RECORDS FOR THIS EXERCISE:
= = = = =
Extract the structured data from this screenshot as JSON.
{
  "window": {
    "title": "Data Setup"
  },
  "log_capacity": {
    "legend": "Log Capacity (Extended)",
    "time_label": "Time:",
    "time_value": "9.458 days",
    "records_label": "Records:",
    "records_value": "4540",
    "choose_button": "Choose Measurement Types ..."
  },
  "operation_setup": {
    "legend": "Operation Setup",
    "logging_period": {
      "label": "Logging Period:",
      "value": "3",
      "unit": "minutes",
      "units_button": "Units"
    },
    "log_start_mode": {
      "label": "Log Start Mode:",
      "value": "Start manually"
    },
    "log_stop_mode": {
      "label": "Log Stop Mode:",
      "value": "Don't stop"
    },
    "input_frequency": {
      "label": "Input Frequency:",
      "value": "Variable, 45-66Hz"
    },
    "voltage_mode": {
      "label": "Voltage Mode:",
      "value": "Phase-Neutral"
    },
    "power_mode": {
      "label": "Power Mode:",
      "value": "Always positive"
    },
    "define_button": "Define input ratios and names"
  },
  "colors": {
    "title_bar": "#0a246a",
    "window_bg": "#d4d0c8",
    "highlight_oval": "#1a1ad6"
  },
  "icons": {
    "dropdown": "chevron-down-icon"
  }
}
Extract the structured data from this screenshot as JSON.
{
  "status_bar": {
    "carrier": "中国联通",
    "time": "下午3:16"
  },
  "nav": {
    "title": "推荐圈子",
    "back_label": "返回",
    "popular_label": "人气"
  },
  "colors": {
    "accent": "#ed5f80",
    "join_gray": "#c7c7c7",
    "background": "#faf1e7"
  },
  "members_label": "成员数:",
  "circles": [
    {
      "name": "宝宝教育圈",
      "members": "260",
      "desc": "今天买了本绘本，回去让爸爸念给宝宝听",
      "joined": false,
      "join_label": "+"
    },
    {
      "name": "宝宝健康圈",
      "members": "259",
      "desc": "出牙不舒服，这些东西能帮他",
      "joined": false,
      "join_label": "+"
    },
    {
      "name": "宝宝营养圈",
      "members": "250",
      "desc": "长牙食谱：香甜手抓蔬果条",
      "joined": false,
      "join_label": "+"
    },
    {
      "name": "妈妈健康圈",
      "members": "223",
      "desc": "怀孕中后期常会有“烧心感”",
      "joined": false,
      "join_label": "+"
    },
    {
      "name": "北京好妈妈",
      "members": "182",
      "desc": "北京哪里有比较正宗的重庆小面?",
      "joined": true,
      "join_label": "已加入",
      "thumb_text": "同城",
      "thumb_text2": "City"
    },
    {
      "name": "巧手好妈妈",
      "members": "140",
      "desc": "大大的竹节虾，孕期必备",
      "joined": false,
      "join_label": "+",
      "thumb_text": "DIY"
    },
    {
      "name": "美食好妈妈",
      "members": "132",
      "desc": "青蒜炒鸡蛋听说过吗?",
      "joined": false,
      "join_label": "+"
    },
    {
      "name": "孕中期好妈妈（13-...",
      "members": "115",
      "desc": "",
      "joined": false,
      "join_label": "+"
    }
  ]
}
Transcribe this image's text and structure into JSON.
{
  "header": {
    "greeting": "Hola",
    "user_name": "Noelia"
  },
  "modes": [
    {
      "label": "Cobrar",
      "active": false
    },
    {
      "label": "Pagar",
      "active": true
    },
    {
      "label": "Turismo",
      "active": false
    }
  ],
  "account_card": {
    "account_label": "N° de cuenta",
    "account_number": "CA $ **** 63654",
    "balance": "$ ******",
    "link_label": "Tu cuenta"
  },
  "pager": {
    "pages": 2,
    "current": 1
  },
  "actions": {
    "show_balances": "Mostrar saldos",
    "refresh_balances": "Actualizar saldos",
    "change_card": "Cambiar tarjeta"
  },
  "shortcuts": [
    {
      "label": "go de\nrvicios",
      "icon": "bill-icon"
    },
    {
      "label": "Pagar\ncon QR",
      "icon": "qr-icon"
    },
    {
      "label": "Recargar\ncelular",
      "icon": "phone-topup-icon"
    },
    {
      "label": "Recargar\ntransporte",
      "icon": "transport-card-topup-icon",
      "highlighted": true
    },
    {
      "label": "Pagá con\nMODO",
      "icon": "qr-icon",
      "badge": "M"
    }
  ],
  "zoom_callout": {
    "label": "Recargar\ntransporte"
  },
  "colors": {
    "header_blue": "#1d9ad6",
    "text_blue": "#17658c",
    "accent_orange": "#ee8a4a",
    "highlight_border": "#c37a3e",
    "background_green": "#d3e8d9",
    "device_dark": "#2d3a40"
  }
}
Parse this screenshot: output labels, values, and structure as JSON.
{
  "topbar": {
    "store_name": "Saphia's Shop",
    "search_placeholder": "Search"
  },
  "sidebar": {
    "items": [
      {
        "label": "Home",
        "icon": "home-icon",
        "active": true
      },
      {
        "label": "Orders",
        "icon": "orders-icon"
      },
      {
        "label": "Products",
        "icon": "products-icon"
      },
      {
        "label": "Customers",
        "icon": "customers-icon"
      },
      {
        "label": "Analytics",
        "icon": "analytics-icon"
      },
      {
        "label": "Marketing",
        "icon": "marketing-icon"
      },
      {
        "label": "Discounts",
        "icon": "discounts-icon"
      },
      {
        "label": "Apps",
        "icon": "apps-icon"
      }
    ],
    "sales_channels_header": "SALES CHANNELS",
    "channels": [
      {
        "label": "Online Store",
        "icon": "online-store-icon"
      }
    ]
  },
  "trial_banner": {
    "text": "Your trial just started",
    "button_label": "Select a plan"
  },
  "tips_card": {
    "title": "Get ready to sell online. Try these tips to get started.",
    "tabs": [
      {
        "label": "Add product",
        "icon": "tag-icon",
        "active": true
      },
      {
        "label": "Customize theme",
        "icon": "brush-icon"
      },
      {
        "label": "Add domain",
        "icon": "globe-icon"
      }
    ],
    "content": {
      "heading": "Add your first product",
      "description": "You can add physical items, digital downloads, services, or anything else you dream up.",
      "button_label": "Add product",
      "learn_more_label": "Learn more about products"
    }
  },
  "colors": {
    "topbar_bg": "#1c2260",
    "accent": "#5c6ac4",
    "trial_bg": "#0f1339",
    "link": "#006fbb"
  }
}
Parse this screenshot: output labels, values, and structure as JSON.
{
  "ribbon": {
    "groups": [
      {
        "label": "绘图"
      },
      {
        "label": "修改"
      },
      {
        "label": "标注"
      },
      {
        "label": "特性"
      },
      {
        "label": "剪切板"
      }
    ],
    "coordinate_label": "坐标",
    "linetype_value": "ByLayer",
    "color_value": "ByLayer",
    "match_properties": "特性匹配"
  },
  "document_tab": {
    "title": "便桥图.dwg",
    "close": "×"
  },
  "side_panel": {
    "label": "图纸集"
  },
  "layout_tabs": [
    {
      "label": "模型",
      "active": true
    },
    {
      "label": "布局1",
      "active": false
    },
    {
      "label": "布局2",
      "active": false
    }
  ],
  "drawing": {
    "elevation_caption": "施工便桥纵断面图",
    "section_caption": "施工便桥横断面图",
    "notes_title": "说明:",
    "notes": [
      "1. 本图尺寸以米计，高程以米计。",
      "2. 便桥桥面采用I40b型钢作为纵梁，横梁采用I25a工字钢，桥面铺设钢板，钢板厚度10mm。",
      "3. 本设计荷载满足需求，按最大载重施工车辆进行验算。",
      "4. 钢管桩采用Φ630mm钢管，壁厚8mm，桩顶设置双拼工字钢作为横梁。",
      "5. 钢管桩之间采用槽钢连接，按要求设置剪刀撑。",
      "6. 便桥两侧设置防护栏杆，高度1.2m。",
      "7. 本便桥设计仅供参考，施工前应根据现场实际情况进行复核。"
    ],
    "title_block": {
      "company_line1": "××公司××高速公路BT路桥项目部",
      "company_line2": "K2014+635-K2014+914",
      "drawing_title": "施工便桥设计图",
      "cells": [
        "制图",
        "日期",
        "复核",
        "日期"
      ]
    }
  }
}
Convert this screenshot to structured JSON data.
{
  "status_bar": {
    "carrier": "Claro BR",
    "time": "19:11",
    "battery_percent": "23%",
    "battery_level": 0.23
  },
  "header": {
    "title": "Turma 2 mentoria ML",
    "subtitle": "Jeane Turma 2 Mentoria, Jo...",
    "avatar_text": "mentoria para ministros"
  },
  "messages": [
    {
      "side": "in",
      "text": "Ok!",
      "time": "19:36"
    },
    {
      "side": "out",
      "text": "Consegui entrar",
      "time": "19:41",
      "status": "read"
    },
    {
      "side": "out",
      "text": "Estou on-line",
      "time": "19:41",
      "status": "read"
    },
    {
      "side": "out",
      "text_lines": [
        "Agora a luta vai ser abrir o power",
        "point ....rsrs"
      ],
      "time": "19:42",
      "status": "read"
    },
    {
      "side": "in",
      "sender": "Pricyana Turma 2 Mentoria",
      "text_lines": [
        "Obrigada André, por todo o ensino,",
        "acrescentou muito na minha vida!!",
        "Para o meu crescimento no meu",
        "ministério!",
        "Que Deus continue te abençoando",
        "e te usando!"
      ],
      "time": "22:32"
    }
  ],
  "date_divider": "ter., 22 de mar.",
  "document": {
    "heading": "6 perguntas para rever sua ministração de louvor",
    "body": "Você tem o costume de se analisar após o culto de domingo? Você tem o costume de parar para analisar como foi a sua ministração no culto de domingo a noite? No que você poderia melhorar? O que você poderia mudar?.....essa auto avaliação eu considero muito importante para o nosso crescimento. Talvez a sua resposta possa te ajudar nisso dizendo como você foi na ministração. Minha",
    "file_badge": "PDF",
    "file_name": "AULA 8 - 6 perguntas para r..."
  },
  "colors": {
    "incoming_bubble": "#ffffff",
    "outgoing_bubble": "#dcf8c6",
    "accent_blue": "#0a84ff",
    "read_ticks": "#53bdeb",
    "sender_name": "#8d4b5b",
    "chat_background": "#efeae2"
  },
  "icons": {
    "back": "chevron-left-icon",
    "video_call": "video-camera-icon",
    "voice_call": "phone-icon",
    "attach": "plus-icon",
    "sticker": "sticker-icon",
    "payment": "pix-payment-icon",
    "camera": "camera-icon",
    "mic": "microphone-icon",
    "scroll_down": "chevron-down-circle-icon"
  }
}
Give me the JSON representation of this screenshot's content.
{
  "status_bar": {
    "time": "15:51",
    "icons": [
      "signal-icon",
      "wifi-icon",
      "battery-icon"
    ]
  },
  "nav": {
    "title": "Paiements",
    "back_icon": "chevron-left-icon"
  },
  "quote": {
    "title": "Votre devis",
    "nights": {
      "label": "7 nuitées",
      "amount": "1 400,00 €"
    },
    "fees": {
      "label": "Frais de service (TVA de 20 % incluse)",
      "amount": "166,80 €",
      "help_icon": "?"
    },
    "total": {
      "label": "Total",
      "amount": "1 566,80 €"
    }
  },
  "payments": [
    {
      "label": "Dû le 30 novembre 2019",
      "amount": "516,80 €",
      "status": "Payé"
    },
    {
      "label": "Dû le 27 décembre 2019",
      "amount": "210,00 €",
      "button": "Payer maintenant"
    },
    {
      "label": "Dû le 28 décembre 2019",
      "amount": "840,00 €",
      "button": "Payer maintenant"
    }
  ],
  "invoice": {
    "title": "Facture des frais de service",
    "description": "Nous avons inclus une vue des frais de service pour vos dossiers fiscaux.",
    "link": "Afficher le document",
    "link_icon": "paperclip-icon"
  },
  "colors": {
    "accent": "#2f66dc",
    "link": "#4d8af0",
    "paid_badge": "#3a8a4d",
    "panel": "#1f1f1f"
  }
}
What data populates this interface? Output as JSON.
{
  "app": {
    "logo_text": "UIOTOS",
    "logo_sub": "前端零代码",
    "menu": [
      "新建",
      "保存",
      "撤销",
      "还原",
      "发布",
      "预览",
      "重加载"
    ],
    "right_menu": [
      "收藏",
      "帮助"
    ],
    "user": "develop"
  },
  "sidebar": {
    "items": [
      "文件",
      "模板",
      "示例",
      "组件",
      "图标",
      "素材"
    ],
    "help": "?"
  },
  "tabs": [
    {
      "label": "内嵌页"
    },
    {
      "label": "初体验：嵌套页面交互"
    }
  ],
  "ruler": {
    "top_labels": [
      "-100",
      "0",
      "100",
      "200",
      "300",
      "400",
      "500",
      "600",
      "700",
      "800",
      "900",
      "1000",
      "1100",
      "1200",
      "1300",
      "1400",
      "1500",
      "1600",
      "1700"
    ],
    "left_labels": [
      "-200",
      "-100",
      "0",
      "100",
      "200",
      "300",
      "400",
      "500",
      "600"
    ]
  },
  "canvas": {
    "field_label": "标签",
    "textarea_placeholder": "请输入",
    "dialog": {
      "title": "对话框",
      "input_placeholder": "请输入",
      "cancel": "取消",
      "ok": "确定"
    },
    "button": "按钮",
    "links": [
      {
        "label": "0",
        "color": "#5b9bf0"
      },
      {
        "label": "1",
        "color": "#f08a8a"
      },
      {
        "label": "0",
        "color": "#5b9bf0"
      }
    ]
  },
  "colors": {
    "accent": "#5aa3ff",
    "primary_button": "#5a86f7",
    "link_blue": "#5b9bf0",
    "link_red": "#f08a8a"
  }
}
= = = = =
TASK DESCRIPTION: Your answer should consist only of the lines from the one with "What data populates" through the end of the data above, reproduced exactly.

RESPONSE:
What data populates this interface? Output as JSON.
{
  "app": {
    "logo_text": "UIOTOS",
    "logo_sub": "前端零代码",
    "menu": [
      "新建",
      "保存",
      "撤销",
      "还原",
      "发布",
      "预览",
      "重加载"
    ],
    "right_menu": [
      "收藏",
      "帮助"
    ],
    "user": "develop"
  },
  "sidebar": {
    "items": [
      "文件",
      "模板",
      "示例",
      "组件",
      "图标",
      "素材"
    ],
    "help": "?"
  },
  "tabs": [
    {
      "label": "内嵌页"
    },
    {
      "label": "初体验：嵌套页面交互"
    }
  ],
  "ruler": {
    "top_labels": [
      "-100",
      "0",
      "100",
      "200",
      "300",
      "400",
      "500",
      "600",
      "700",
      "800",
      "900",
      "1000",
      "1100",
      "1200",
      "1300",
      "1400",
      "1500",
      "1600",
      "1700"
    ],
    "left_labels": [
      "-200",
      "-100",
      "0",
      "100",
      "200",
      "300",
      "400",
      "500",
      "600"
    ]
  },
  "canvas": {
    "field_label": "标签",
    "textarea_placeholder": "请输入",
    "dialog": {
      "title": "对话框",
      "input_placeholder": "请输入",
      "cancel": "取消",
      "ok": "确定"
    },
    "button": "按钮",
    "links": [
      {
        "label": "0",
        "color": "#5b9bf0"
      },
      {
        "label": "1",
        "color": "#f08a8a"
      },
      {
        "label": "0",
        "color": "#5b9bf0"
      }
    ]
  },
  "colors": {
    "accent": "#5aa3ff",
    "primary_button": "#5a86f7",
    "link_blue": "#5b9bf0",
    "link_red": "#f08a8a"
  }
}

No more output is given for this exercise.